#### RECORD EXCERPTS
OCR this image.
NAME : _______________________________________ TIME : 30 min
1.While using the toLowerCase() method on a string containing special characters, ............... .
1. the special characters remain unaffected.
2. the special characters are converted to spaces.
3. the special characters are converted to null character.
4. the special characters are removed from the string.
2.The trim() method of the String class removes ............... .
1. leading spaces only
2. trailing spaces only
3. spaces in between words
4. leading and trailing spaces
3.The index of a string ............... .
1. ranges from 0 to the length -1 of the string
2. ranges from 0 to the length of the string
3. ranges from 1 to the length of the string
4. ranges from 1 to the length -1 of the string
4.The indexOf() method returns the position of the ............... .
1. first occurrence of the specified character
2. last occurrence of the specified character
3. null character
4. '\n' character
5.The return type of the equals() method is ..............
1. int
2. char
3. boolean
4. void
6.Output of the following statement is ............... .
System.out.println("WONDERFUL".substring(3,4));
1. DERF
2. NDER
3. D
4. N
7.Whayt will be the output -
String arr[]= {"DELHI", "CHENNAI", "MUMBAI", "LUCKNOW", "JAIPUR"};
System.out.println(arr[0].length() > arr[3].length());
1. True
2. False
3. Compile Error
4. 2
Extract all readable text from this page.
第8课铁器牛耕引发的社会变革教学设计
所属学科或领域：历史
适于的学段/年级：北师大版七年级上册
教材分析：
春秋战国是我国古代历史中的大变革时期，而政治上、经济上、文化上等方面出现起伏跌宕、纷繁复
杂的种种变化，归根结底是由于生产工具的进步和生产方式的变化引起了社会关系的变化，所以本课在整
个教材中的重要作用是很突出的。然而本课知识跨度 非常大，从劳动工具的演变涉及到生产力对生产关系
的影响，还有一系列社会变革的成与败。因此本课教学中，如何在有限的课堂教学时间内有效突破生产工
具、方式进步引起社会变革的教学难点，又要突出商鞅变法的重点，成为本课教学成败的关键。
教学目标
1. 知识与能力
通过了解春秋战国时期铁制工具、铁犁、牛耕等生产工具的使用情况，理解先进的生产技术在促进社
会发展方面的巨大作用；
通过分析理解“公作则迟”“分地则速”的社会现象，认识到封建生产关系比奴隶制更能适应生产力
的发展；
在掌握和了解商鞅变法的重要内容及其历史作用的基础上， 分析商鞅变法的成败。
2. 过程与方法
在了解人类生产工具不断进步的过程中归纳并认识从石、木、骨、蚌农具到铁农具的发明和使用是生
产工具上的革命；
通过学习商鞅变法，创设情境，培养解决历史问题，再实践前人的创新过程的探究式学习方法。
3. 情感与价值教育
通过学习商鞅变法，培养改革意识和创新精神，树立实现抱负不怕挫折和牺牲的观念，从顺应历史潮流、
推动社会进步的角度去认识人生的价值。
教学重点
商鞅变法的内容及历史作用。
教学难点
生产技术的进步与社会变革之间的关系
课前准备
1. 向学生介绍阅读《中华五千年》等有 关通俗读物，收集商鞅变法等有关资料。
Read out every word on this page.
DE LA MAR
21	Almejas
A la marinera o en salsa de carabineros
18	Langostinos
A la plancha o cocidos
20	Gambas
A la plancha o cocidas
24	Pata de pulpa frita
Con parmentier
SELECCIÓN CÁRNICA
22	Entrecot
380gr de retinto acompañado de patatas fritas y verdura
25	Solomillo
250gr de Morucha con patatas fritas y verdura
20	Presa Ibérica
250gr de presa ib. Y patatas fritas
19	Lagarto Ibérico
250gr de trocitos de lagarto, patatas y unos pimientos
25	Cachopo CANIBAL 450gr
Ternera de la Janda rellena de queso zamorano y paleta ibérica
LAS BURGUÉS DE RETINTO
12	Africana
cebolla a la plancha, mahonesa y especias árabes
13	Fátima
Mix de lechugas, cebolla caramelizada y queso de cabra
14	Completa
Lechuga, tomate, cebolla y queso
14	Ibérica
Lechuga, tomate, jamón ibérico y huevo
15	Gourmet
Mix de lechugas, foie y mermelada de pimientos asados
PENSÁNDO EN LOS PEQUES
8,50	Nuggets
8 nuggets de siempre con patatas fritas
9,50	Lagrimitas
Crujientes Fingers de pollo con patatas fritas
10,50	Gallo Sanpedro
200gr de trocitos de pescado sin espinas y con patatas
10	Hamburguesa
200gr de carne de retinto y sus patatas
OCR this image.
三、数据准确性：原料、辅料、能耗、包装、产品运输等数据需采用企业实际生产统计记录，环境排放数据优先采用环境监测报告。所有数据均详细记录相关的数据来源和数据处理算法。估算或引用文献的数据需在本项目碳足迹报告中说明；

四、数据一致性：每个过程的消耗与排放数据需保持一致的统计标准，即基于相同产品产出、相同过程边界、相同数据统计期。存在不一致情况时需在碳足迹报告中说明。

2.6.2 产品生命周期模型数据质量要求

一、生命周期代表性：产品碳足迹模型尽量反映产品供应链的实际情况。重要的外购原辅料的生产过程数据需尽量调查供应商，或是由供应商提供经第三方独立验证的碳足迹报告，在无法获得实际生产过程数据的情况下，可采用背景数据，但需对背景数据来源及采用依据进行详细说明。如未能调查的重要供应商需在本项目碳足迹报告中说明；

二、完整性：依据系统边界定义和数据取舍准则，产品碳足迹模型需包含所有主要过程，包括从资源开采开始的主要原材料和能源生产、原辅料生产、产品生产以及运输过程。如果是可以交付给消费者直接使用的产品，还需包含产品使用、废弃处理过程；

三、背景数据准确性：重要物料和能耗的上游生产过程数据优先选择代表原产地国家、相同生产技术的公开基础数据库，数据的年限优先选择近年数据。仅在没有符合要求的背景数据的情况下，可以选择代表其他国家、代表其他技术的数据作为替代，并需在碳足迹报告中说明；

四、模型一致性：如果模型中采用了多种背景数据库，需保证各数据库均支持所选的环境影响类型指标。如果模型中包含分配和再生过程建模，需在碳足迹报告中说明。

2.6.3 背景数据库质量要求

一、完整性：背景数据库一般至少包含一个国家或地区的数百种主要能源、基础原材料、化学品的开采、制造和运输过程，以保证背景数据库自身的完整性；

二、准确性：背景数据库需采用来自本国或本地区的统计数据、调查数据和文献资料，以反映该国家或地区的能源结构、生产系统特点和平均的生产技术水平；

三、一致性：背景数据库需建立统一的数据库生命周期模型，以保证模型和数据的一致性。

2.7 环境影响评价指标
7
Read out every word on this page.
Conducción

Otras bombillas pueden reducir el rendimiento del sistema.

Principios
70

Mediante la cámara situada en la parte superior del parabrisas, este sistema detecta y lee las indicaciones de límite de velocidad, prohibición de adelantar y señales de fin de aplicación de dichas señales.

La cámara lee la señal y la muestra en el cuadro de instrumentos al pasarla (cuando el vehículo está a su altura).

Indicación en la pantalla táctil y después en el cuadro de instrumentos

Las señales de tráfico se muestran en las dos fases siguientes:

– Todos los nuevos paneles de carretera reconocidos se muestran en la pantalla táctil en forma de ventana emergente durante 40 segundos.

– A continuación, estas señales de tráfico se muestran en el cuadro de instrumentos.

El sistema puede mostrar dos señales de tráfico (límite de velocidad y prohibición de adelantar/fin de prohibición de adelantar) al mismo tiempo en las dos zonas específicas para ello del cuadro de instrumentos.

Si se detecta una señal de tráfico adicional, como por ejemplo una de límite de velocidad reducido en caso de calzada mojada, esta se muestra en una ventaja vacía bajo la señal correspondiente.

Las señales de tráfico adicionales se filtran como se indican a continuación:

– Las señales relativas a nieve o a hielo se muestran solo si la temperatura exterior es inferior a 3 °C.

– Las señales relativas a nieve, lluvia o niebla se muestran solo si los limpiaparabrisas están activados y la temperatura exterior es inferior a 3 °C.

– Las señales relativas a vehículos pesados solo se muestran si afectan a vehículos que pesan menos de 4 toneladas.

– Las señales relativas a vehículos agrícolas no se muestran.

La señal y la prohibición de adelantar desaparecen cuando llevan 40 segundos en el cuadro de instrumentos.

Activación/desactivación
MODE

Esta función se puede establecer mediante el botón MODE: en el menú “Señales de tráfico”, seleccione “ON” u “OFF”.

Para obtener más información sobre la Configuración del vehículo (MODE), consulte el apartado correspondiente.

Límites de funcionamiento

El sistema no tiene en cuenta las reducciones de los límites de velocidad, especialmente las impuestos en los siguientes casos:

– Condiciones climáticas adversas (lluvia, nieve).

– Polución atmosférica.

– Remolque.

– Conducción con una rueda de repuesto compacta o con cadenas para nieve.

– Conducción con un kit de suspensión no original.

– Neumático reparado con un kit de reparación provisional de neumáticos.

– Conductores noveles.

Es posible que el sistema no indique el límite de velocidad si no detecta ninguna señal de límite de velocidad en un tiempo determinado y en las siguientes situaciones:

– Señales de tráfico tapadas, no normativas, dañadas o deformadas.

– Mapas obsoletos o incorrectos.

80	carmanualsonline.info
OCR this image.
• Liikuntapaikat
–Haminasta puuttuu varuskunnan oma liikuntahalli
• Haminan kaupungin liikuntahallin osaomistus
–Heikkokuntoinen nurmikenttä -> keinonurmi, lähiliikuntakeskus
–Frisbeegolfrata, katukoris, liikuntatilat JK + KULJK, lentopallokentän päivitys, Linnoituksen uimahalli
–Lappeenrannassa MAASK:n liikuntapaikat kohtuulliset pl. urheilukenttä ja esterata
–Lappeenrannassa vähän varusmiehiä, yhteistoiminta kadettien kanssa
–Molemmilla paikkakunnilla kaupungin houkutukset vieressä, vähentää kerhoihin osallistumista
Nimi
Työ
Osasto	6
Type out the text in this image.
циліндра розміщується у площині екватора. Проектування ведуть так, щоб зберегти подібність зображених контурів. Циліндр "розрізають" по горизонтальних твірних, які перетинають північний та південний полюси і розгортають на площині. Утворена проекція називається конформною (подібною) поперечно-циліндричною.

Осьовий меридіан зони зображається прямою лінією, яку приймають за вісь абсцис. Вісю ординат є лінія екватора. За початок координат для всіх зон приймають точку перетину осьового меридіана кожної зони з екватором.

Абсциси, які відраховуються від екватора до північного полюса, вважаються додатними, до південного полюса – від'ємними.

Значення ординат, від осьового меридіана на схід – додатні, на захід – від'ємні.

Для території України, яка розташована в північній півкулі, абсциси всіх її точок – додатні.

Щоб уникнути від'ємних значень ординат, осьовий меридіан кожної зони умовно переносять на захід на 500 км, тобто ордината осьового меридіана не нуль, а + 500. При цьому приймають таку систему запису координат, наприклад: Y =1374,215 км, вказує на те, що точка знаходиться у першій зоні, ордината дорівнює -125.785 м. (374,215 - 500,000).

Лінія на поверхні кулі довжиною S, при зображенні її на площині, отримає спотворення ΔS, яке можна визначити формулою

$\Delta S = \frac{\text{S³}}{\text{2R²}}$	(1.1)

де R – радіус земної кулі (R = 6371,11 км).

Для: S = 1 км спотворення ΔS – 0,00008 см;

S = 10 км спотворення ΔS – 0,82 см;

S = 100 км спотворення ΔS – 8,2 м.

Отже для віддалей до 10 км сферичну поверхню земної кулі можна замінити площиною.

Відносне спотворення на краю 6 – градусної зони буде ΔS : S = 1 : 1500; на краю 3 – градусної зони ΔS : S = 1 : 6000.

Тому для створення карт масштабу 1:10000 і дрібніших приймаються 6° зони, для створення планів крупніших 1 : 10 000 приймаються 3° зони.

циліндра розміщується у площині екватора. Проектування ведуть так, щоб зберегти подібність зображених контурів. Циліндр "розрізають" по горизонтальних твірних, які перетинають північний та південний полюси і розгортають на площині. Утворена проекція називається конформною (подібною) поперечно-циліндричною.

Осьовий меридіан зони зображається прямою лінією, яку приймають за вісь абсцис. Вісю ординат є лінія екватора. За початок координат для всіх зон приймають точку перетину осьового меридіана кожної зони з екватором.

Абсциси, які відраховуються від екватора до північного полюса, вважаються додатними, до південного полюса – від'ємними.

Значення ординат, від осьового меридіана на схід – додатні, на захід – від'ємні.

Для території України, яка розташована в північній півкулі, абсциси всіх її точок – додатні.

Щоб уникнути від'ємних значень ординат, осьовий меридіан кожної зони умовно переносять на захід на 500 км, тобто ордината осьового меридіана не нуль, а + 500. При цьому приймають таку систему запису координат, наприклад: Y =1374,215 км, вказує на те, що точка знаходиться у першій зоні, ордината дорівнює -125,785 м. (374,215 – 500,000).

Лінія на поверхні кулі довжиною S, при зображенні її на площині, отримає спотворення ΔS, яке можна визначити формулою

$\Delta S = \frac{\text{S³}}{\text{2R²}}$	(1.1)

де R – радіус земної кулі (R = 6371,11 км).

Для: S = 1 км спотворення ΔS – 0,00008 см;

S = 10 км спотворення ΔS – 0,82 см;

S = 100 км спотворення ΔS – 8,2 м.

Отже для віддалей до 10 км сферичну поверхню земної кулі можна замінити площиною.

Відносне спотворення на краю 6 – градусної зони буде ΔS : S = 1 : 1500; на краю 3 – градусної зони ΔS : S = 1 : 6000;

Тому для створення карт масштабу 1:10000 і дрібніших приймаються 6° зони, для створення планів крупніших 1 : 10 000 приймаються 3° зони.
########
### STATED GOAL
Return a copy of every line that includes the word "siguientes".

### OUTPUT FOR THIS TASK
Las señales de tráfico se muestran en las dos fases siguientes:
El sistema no tiene en cuenta las reducciones de los límites de velocidad, especialmente las impuestos en los siguientes casos:
Es posible que el sistema no indique el límite de velocidad si no detecta ninguna señal de límite de velocidad en un tiempo determinado y en las siguientes situaciones:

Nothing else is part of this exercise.